#### Objective:
Only the lines holding the string "Document" are needed. Copy each one.

#### Data excerpts:
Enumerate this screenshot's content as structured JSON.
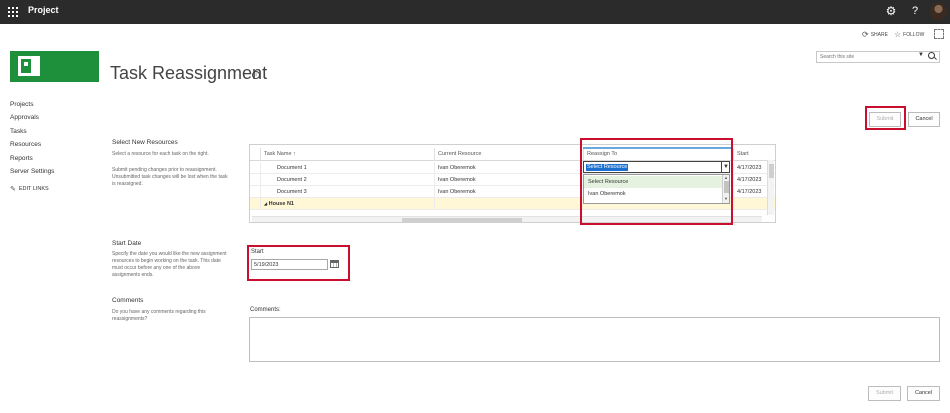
{
  "suitebar": {
    "app_title": "Project",
    "help_glyph": "?"
  },
  "actions": {
    "share": "SHARE",
    "follow": "FOLLOW"
  },
  "page": {
    "title": "Task Reassignment"
  },
  "search": {
    "placeholder": "Search this site"
  },
  "nav": {
    "items": [
      {
        "label": "Projects"
      },
      {
        "label": "Approvals"
      },
      {
        "label": "Tasks"
      },
      {
        "label": "Resources"
      },
      {
        "label": "Reports"
      },
      {
        "label": "Server Settings"
      }
    ],
    "edit_links": "EDIT LINKS"
  },
  "buttons": {
    "submit": "Submit",
    "cancel": "Cancel"
  },
  "sections": {
    "resources": {
      "title": "Select New Resources",
      "desc1": "Select a resource for each task on the right.",
      "desc2": "Submit pending changes prior to reassignment. Unsubmitted task changes will be lost when the task is reassigned."
    },
    "start_date": {
      "title": "Start Date",
      "desc": "Specify the date you would like the new assignment resources to begin working on the task. This date must occur before any one of the above assignments ends."
    },
    "comments": {
      "title": "Comments",
      "desc": "Do you have any comments regarding this reassignments?"
    }
  },
  "grid": {
    "columns": [
      "Task Name",
      "Current Resource",
      "Reassign To",
      "Start"
    ],
    "sort_glyph": "↑",
    "rows": [
      {
        "task": "Document 1",
        "resource": "Ivan Oberemok",
        "start": "4/17/2023"
      },
      {
        "task": "Document 2",
        "resource": "Ivan Oberemok",
        "start": "4/17/2023"
      },
      {
        "task": "Document 3",
        "resource": "Ivan Oberemok",
        "start": "4/17/2023"
      }
    ],
    "group": {
      "label": "House N1"
    },
    "dropdown": {
      "selected": "Select Resource",
      "options": [
        "Select Resource",
        "Ivan Oberemok"
      ]
    }
  },
  "start": {
    "label": "Start",
    "value": "5/19/2023"
  },
  "comments": {
    "label": "Comments:"
  }
}
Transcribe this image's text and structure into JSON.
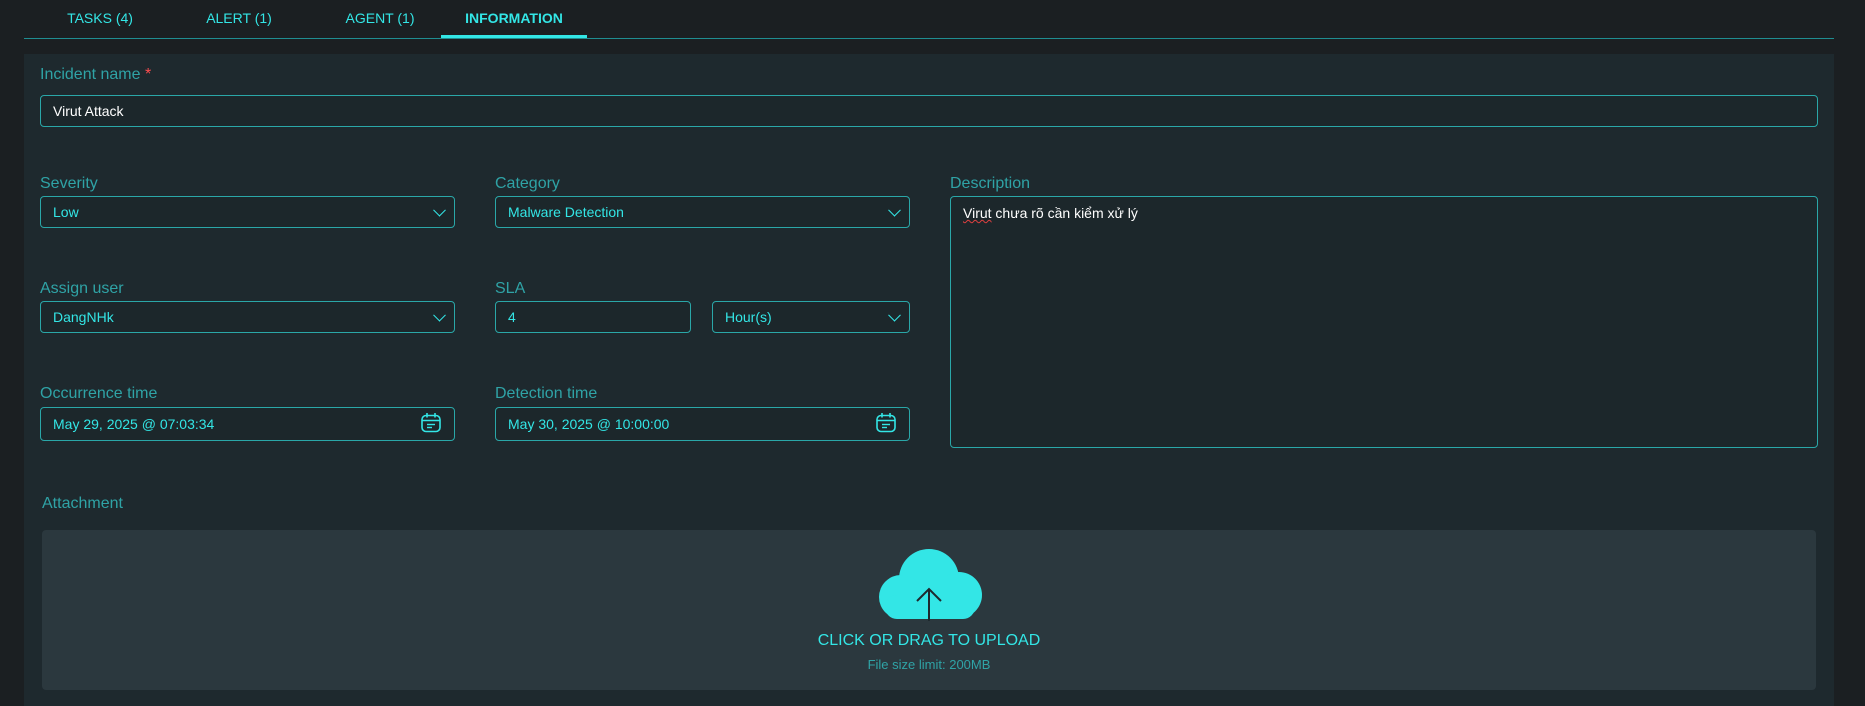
{
  "tabs": [
    {
      "label": "TASKS (4)"
    },
    {
      "label": "ALERT (1)"
    },
    {
      "label": "AGENT (1)"
    },
    {
      "label": "INFORMATION",
      "active": true
    }
  ],
  "incident_name": {
    "label": "Incident name",
    "required_mark": "*",
    "value": "Virut Attack"
  },
  "severity": {
    "label": "Severity",
    "value": "Low"
  },
  "category": {
    "label": "Category",
    "value": "Malware Detection"
  },
  "description": {
    "label": "Description",
    "value_parts": {
      "misspelled": "Virut",
      "rest": " chưa rõ cần kiểm xử lý"
    }
  },
  "assign_user": {
    "label": "Assign user",
    "value": "DangNHk"
  },
  "sla": {
    "label": "SLA",
    "value": "4",
    "unit": "Hour(s)"
  },
  "occurrence_time": {
    "label": "Occurrence time",
    "value": "May 29, 2025 @ 07:03:34"
  },
  "detection_time": {
    "label": "Detection time",
    "value": "May 30, 2025 @ 10:00:00"
  },
  "attachment": {
    "label": "Attachment",
    "upload_text": "CLICK OR DRAG TO UPLOAD",
    "limit_text": "File size limit: 200MB"
  },
  "icons": {
    "select": "chevron-down-icon",
    "date": "calendar-icon",
    "upload": "cloud-upload-icon"
  },
  "colors": {
    "accent": "#33e6e6",
    "label": "#2fa3a6",
    "border": "#2aa7a8",
    "background": "#1b1f22",
    "panel": "#1e292e",
    "required": "#ff4d4f"
  }
}
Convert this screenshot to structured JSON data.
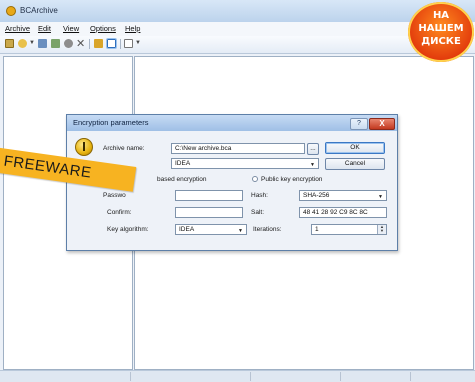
{
  "window": {
    "title": "BCArchive"
  },
  "menu": {
    "items": [
      "Archive",
      "Edit",
      "View",
      "Options",
      "Help"
    ]
  },
  "dialog": {
    "title": "Encryption parameters",
    "help_label": "?",
    "close_label": "X",
    "archive_name_label": "Archive name:",
    "archive_name_value": "C:\\New archive.bca",
    "browse_label": "...",
    "algorithm_value": "IDEA",
    "ok_label": "OK",
    "cancel_label": "Cancel",
    "password_based_label": "based encryption",
    "public_key_label": "Public key encryption",
    "password_label": "Passwo",
    "confirm_label": "Confirm:",
    "key_algorithm_label": "Key algorithm:",
    "key_algorithm_value": "IDEA",
    "hash_label": "Hash:",
    "hash_value": "SHA-256",
    "salt_label": "Salt:",
    "salt_value": "48 41 28 92 C9 8C 8C",
    "iterations_label": "Iterations:",
    "iterations_value": "1"
  },
  "overlays": {
    "freeware_label": "FREEWARE",
    "badge_lines": [
      "НА",
      "НАШЕМ",
      "ДИСКЕ"
    ]
  }
}
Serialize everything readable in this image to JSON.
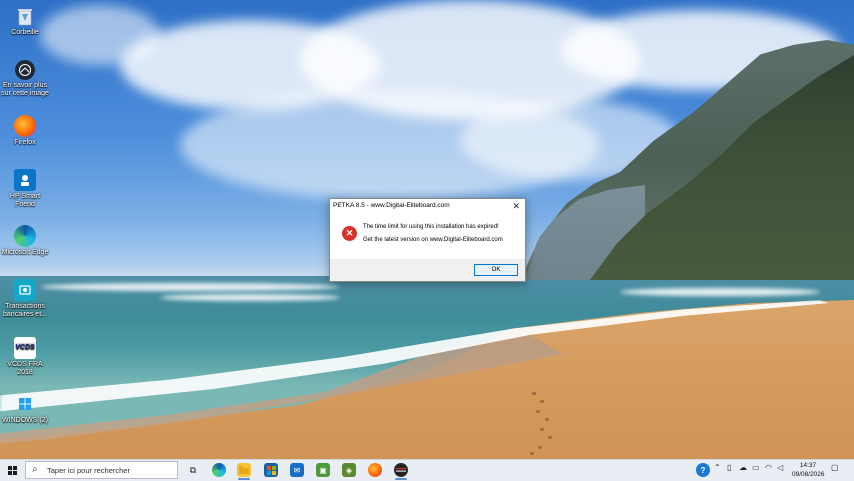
{
  "desktop": {
    "icons": [
      {
        "label": "Corbeille",
        "icon": "recycle-bin-icon"
      },
      {
        "label": "En savoir plus sur cette image",
        "icon": "camera-info-icon"
      },
      {
        "label": "Firefox",
        "icon": "firefox-icon"
      },
      {
        "label": "HP Smart Friend",
        "icon": "hp-smart-friend-icon"
      },
      {
        "label": "Microsoft Edge",
        "icon": "edge-icon"
      },
      {
        "label": "Transactions bancaires et...",
        "icon": "bank-transactions-icon"
      },
      {
        "label": "VCDS FRA 2018",
        "icon": "vcds-icon"
      },
      {
        "label": "WINDOWS (2)",
        "icon": "windows-folder-icon"
      }
    ]
  },
  "dialog": {
    "title": "PETKA 8.5 - www.Digital-Eliteboard.com",
    "close_glyph": "✕",
    "message_line1": "The time limit for using this installation has expired!",
    "message_line2": "Get the latest version on www.Digital-Eliteboard.com",
    "ok_label": "OK",
    "icon": "error-icon"
  },
  "taskbar": {
    "search_placeholder": "Taper ici pour rechercher",
    "apps": [
      "task-view-icon",
      "edge-icon",
      "file-explorer-icon",
      "store-icon",
      "mail-icon",
      "green-app-icon",
      "green-app-2-icon",
      "firefox-icon",
      "petka-icon"
    ],
    "time": "14:37",
    "date": "09/08/2026"
  },
  "colors": {
    "error_red": "#d9312b",
    "ok_border": "#0078d7",
    "taskbar_bg": "#e9eef5"
  }
}
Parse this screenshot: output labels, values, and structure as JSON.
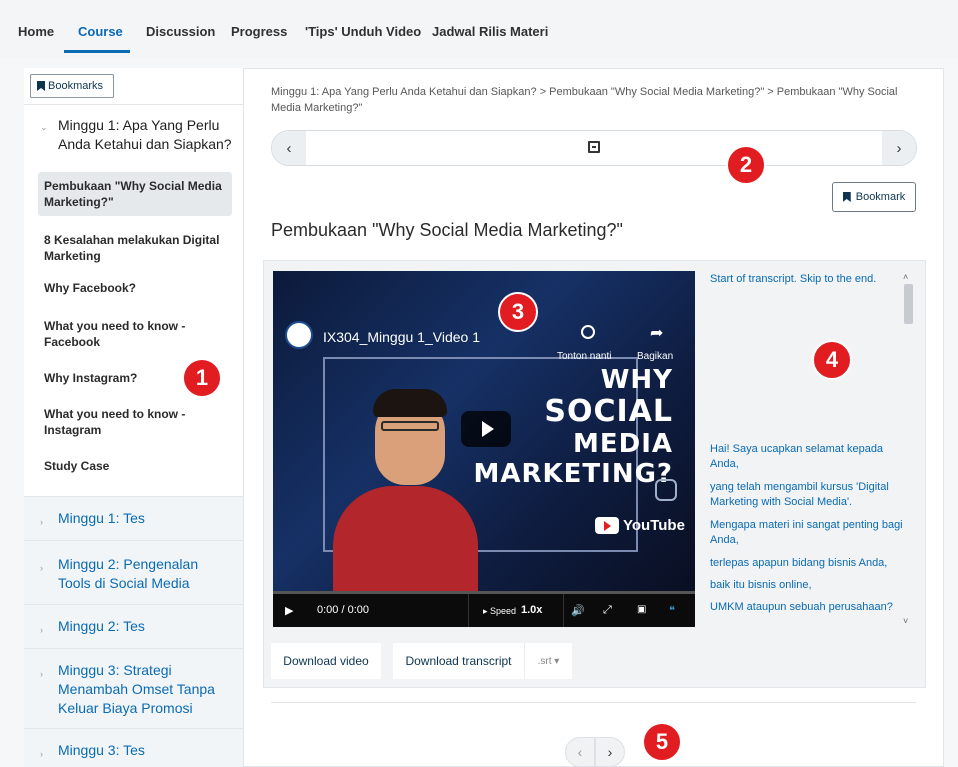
{
  "nav": {
    "tabs": [
      {
        "label": "Home"
      },
      {
        "label": "Course"
      },
      {
        "label": "Discussion"
      },
      {
        "label": "Progress"
      },
      {
        "label": "'Tips' Unduh Video"
      },
      {
        "label": "Jadwal Rilis Materi"
      }
    ],
    "active": "Course"
  },
  "sidebar": {
    "bookmarks_label": "Bookmarks",
    "open_week": "Minggu 1: Apa Yang Perlu Anda Ketahui dan Siapkan?",
    "units": [
      {
        "label": "Pembukaan \"Why Social Media Marketing?\"",
        "active": true
      },
      {
        "label": "8 Kesalahan melakukan Digital Marketing"
      },
      {
        "label": "Why Facebook?"
      },
      {
        "label": "What you need to know - Facebook"
      },
      {
        "label": "Why Instagram?"
      },
      {
        "label": "What you need to know - Instagram"
      },
      {
        "label": "Study Case"
      }
    ],
    "closed_weeks": [
      {
        "label": "Minggu 1: Tes"
      },
      {
        "label": "Minggu 2: Pengenalan Tools di Social Media"
      },
      {
        "label": "Minggu 2: Tes"
      },
      {
        "label": "Minggu 3: Strategi Menambah Omset Tanpa Keluar Biaya Promosi"
      },
      {
        "label": "Minggu 3: Tes"
      }
    ]
  },
  "breadcrumb": "Minggu 1: Apa Yang Perlu Anda Ketahui dan Siapkan? > Pembukaan \"Why Social Media Marketing?\" > Pembukaan \"Why Social Media Marketing?\"",
  "bookmark_label": "Bookmark",
  "unit_title": "Pembukaan \"Why Social Media Marketing?\"",
  "video": {
    "title": "IX304_Minggu 1_Video 1",
    "watch_later": "Tonton nanti",
    "share": "Bagikan",
    "big_text": [
      "WHY",
      "SOCIAL",
      "MEDIA",
      "MARKETING?"
    ],
    "youtube": "YouTube",
    "time": "0:00 / 0:00",
    "speed_label": "Speed",
    "speed_value": "1.0x"
  },
  "transcript": {
    "skip": "Start of transcript. Skip to the end.",
    "lines": [
      "Hai! Saya ucapkan selamat kepada Anda,",
      "yang telah mengambil kursus 'Digital Marketing with Social Media'.",
      "Mengapa materi ini sangat penting bagi Anda,",
      "terlepas apapun bidang bisnis Anda,",
      "baik itu bisnis online,",
      "UMKM ataupun sebuah perusahaan?"
    ]
  },
  "downloads": {
    "video": "Download video",
    "transcript": "Download transcript",
    "format": ".srt"
  },
  "badges": [
    "1",
    "2",
    "3",
    "4",
    "5"
  ],
  "colors": {
    "accent": "#0a6ab3",
    "badge": "#e21d22",
    "text": "#313131"
  }
}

#### Worked answer:
        "task": "Document 1",
        "task": "Document 2",
        "task": "Document 3",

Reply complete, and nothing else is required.